• Your task: Show all lines holding the string "title".

• Records for the task:
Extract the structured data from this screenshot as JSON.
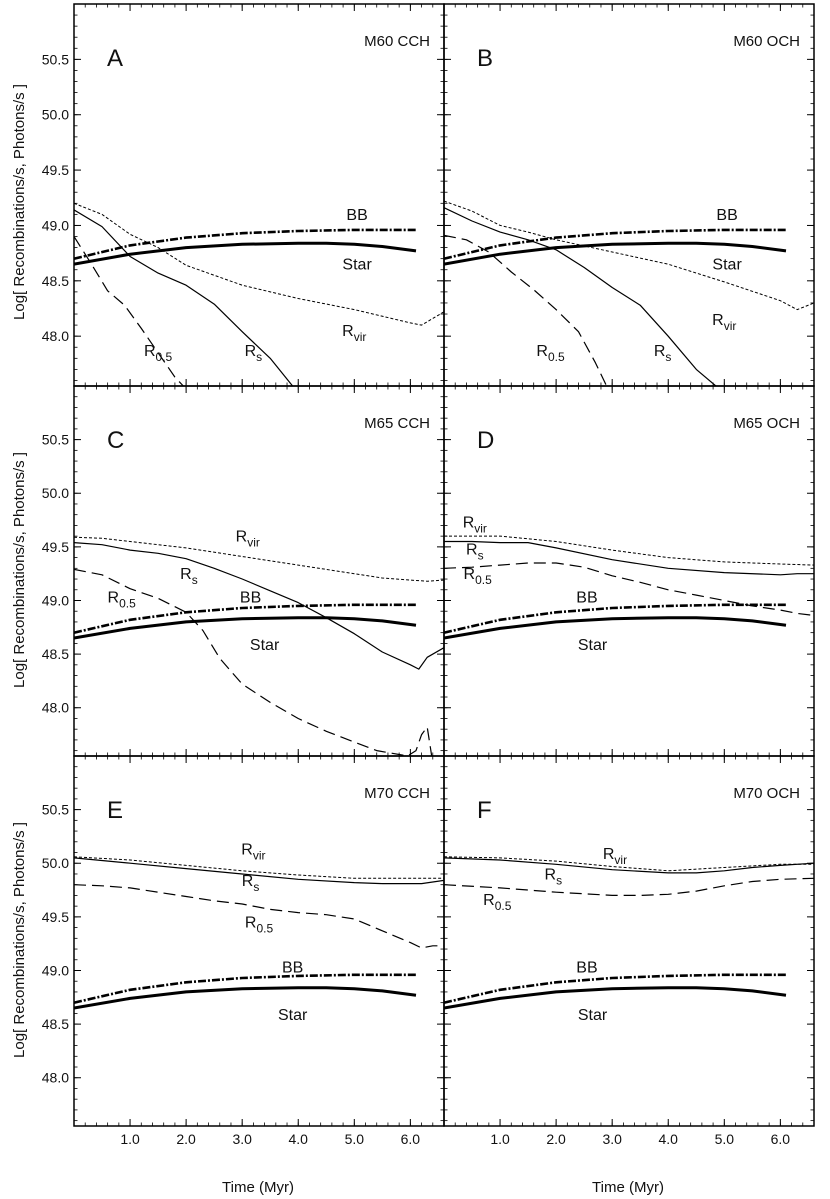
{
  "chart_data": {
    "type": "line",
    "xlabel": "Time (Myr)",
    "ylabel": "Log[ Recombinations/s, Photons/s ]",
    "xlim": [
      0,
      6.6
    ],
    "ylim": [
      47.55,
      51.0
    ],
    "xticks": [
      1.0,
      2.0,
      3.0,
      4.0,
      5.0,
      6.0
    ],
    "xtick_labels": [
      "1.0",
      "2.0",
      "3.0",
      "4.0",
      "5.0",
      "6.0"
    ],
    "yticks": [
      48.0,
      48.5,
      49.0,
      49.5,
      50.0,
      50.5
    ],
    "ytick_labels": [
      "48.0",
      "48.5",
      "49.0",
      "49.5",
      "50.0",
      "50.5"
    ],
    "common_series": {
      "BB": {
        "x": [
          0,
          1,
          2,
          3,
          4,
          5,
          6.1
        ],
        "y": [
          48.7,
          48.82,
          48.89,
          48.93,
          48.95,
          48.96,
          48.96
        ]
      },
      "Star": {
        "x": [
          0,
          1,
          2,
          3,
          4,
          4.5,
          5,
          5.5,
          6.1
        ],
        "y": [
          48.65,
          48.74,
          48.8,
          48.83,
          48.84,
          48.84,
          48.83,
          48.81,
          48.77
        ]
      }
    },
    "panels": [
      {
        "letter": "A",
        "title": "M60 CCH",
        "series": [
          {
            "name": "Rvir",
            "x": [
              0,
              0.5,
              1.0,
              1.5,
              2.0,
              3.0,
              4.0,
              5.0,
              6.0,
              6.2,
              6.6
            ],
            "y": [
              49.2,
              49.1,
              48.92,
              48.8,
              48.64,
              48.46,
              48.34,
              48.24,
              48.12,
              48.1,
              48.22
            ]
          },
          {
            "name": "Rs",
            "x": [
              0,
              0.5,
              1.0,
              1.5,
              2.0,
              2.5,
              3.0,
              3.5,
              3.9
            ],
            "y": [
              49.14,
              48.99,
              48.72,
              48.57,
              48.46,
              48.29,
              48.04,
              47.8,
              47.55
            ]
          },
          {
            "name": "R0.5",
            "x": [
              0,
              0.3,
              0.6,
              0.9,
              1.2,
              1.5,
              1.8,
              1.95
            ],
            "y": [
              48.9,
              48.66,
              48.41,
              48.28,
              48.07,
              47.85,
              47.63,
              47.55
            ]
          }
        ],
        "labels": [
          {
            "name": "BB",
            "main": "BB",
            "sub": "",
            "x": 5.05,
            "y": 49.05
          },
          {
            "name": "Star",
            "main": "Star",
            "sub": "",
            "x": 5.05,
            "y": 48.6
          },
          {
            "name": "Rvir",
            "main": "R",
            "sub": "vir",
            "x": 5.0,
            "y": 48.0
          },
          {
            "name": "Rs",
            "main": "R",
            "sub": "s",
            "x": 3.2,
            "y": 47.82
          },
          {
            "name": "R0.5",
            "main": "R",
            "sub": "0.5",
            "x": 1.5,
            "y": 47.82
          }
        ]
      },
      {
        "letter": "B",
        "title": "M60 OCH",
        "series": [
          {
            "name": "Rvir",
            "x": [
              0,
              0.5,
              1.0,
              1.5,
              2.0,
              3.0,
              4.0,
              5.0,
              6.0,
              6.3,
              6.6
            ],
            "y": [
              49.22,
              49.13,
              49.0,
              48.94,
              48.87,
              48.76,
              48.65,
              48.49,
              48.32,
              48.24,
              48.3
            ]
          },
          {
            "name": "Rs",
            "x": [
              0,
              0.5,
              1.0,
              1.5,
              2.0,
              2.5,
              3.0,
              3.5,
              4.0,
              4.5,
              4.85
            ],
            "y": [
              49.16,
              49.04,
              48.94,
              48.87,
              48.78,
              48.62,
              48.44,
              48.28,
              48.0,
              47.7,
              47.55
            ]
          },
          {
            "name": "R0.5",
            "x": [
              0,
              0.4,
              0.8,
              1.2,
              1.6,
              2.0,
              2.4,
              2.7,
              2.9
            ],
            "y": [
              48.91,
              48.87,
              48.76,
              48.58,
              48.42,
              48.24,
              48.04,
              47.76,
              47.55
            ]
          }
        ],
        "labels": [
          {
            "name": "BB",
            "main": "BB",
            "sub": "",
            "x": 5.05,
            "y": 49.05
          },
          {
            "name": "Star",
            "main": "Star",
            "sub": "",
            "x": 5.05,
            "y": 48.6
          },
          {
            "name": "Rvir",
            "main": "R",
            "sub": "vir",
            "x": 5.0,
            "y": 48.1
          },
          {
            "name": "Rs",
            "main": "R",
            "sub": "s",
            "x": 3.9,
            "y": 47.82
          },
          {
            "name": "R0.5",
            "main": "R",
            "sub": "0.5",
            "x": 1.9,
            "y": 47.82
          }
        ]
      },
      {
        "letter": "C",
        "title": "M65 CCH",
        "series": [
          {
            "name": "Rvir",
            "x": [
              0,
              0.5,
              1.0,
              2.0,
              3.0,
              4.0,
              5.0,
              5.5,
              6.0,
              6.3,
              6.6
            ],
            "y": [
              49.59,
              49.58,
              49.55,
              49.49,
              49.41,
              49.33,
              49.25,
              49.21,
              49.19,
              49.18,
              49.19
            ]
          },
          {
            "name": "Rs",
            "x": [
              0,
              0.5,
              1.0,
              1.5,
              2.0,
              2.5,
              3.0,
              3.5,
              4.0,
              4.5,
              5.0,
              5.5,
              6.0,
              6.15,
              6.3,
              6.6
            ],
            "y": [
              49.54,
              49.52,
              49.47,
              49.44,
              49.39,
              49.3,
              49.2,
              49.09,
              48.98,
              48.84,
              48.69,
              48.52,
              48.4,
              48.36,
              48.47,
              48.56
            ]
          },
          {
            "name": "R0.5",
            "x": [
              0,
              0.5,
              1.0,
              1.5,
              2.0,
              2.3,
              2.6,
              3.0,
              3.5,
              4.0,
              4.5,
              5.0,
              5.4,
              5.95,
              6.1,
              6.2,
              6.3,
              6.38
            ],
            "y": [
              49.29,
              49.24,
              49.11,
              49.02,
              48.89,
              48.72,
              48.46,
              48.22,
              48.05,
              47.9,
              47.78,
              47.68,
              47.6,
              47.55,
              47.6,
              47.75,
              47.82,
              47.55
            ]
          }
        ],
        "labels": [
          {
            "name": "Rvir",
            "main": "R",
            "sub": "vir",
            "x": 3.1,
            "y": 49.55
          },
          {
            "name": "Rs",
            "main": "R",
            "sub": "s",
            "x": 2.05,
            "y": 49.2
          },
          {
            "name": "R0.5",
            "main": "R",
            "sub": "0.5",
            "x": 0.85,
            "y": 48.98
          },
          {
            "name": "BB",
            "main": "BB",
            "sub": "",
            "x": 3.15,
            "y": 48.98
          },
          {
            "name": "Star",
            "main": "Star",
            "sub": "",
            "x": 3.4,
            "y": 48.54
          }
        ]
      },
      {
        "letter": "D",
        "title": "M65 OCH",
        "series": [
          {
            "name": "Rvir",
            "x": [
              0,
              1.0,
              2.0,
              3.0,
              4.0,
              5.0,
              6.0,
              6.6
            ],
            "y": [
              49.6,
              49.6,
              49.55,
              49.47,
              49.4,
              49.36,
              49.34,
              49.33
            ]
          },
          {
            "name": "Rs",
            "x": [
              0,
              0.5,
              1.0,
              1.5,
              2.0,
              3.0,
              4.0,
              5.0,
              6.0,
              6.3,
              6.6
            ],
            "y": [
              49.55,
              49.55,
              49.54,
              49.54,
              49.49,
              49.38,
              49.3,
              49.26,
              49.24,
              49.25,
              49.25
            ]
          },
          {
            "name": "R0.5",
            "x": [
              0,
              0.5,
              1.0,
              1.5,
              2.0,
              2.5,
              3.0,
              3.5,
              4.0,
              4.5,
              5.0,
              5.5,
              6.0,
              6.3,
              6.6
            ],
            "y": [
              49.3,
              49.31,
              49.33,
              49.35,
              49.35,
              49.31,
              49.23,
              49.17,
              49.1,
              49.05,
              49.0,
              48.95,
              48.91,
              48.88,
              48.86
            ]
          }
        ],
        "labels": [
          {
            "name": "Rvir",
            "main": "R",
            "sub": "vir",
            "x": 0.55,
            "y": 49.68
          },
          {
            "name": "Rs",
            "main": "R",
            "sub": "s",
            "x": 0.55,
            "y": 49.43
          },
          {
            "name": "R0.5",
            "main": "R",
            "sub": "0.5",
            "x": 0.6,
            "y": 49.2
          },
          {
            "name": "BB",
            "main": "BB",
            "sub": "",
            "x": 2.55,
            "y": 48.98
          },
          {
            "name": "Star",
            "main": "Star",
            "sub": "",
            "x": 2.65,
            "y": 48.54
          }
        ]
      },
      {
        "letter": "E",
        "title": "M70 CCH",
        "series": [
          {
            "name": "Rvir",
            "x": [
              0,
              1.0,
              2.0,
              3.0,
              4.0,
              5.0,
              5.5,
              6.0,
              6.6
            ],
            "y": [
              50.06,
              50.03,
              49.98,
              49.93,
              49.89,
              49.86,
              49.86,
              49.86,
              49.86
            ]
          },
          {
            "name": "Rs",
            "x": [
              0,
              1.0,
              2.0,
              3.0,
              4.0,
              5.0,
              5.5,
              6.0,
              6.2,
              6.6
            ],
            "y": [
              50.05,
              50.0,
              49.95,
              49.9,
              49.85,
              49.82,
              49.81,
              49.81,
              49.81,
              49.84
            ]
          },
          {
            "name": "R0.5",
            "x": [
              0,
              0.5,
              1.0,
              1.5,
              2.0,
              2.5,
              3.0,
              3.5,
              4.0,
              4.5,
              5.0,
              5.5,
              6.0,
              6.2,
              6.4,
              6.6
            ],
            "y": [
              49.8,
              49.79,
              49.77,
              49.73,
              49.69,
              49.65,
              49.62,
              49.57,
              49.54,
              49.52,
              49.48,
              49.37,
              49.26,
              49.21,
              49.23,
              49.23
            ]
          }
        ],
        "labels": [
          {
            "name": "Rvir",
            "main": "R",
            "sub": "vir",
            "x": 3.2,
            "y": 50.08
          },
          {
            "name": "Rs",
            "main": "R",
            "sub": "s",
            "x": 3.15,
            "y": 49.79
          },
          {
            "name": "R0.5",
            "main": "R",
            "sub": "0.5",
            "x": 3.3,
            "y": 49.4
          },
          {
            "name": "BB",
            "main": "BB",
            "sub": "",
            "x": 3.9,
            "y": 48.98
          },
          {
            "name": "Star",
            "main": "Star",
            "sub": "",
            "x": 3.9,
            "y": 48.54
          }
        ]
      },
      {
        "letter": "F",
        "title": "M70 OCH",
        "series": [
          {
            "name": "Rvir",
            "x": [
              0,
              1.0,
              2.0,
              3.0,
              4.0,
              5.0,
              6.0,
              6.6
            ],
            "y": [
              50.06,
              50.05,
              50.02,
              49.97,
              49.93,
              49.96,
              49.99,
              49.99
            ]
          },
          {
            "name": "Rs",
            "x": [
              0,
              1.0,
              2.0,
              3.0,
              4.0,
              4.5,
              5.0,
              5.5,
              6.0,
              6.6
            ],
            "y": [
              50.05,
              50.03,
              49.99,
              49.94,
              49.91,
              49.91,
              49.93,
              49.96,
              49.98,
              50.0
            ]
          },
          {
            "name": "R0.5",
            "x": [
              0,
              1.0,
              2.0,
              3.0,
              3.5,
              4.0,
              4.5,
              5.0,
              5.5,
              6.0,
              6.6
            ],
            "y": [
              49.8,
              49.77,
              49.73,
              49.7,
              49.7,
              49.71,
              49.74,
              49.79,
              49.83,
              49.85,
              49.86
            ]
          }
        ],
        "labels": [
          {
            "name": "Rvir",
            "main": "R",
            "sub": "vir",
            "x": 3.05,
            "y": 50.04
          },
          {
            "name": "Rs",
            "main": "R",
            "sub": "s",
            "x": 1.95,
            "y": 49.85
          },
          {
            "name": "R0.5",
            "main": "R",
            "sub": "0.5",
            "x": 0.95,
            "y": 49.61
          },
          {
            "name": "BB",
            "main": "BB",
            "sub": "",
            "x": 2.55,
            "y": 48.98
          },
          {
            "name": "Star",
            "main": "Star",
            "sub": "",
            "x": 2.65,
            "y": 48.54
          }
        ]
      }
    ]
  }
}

• Solution below:
        "title": "M60 CCH",
        "title": "M60 OCH",
        "title": "M65 CCH",
        "title": "M65 OCH",
        "title": "M70 CCH",
        "title": "M70 OCH",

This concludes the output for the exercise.